_THE PROBLEM_
Report the number of lines where the string "song" occurs, and write nothing else.

Saved data entries:
════

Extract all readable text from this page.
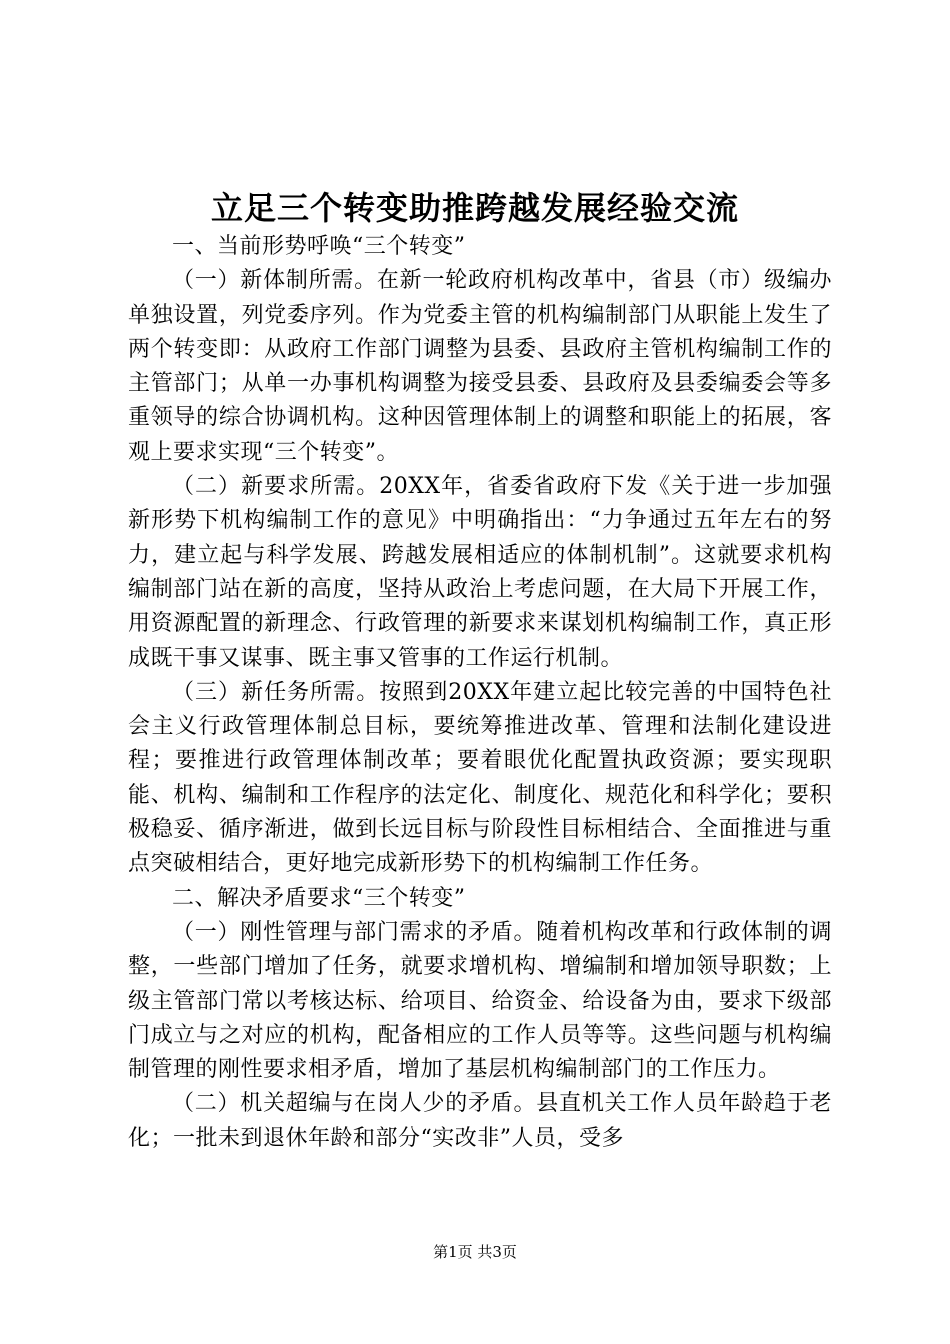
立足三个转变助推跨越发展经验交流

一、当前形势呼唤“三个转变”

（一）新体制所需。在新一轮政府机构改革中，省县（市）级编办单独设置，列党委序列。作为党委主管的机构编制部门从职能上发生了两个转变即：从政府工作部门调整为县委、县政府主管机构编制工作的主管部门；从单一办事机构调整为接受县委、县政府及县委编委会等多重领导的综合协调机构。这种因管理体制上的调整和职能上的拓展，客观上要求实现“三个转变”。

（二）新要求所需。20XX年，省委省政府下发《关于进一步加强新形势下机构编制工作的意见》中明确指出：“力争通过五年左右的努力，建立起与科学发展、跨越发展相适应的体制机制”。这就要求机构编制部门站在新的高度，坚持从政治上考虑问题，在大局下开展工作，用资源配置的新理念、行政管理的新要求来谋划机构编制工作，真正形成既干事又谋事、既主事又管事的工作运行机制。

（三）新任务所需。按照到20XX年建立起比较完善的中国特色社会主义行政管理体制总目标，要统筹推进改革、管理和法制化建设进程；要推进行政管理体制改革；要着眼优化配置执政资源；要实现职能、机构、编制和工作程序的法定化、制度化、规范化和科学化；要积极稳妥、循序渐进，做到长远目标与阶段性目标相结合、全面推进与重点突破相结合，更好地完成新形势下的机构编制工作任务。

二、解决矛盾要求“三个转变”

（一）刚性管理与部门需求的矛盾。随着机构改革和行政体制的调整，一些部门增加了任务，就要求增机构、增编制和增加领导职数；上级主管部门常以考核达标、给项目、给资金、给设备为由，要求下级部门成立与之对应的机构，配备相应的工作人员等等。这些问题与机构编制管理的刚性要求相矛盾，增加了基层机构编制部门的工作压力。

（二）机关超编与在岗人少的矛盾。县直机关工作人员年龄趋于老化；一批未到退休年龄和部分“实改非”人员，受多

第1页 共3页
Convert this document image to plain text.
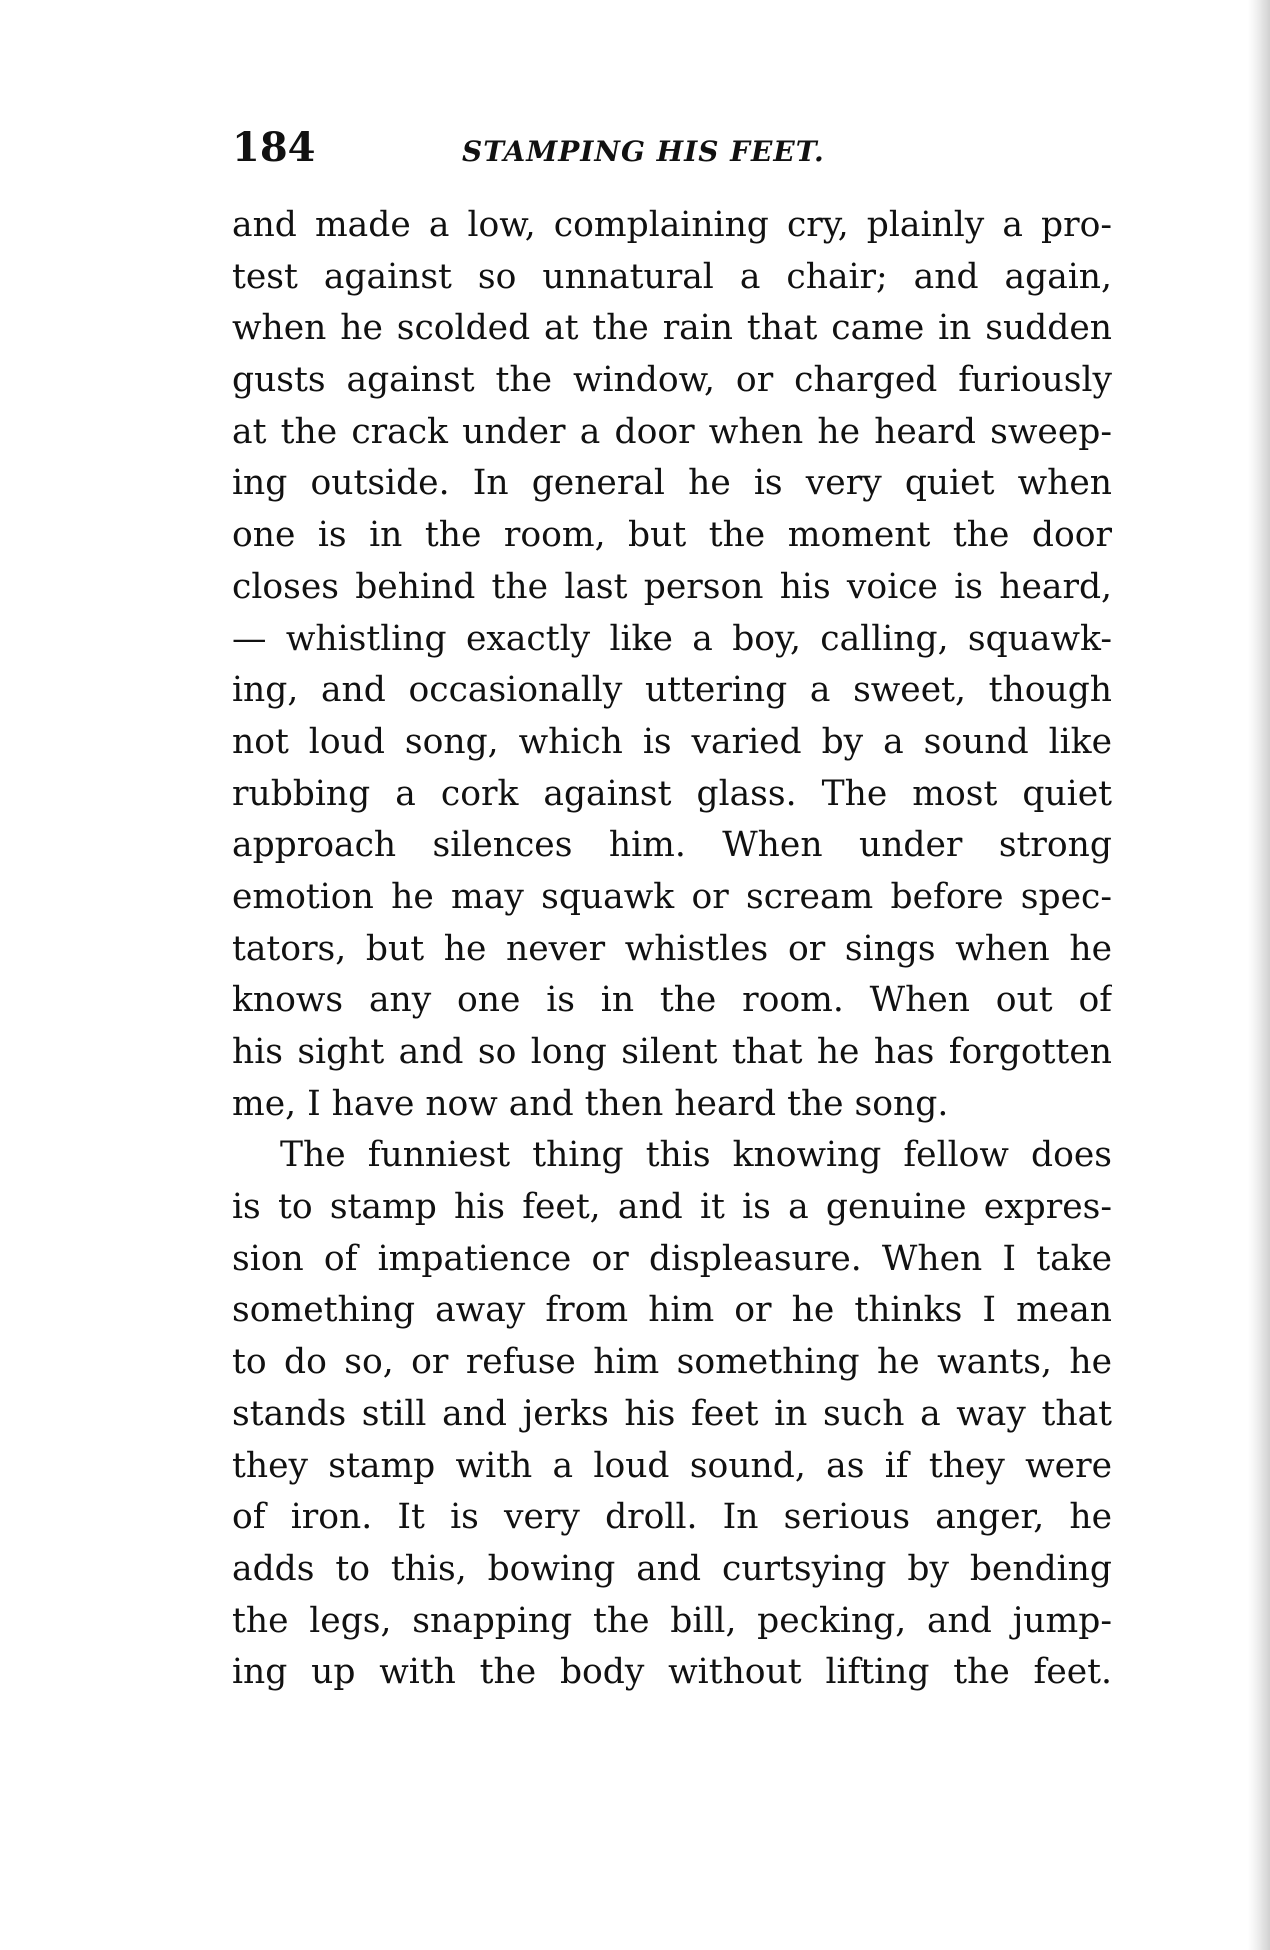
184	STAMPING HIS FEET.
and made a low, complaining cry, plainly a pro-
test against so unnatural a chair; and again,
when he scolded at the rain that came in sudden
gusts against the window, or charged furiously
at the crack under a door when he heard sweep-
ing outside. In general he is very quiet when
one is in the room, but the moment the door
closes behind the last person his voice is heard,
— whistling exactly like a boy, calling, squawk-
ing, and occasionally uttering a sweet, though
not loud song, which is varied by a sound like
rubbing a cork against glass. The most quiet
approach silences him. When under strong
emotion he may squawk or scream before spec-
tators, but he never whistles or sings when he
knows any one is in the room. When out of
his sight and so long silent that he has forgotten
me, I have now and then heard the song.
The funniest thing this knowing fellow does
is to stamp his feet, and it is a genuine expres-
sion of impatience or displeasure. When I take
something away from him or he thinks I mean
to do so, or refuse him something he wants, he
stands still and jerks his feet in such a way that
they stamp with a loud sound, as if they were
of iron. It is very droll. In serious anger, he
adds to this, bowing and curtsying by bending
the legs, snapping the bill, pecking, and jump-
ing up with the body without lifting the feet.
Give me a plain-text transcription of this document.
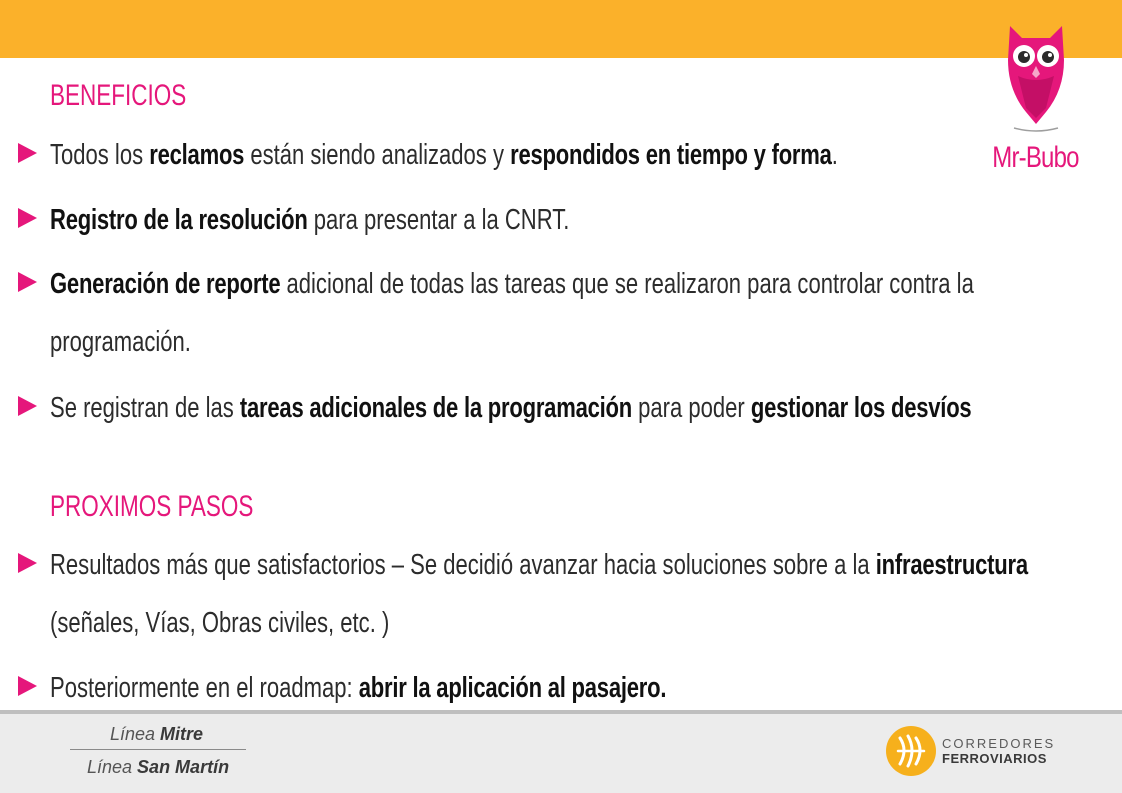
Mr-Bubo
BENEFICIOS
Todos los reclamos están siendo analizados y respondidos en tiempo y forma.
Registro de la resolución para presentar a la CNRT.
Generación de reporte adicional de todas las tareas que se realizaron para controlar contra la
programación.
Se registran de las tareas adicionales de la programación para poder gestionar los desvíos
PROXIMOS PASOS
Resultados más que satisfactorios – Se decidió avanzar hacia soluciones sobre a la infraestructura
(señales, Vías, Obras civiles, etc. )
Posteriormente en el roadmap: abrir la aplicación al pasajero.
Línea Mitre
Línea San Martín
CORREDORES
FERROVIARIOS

════

_ANSWER BELOW_
2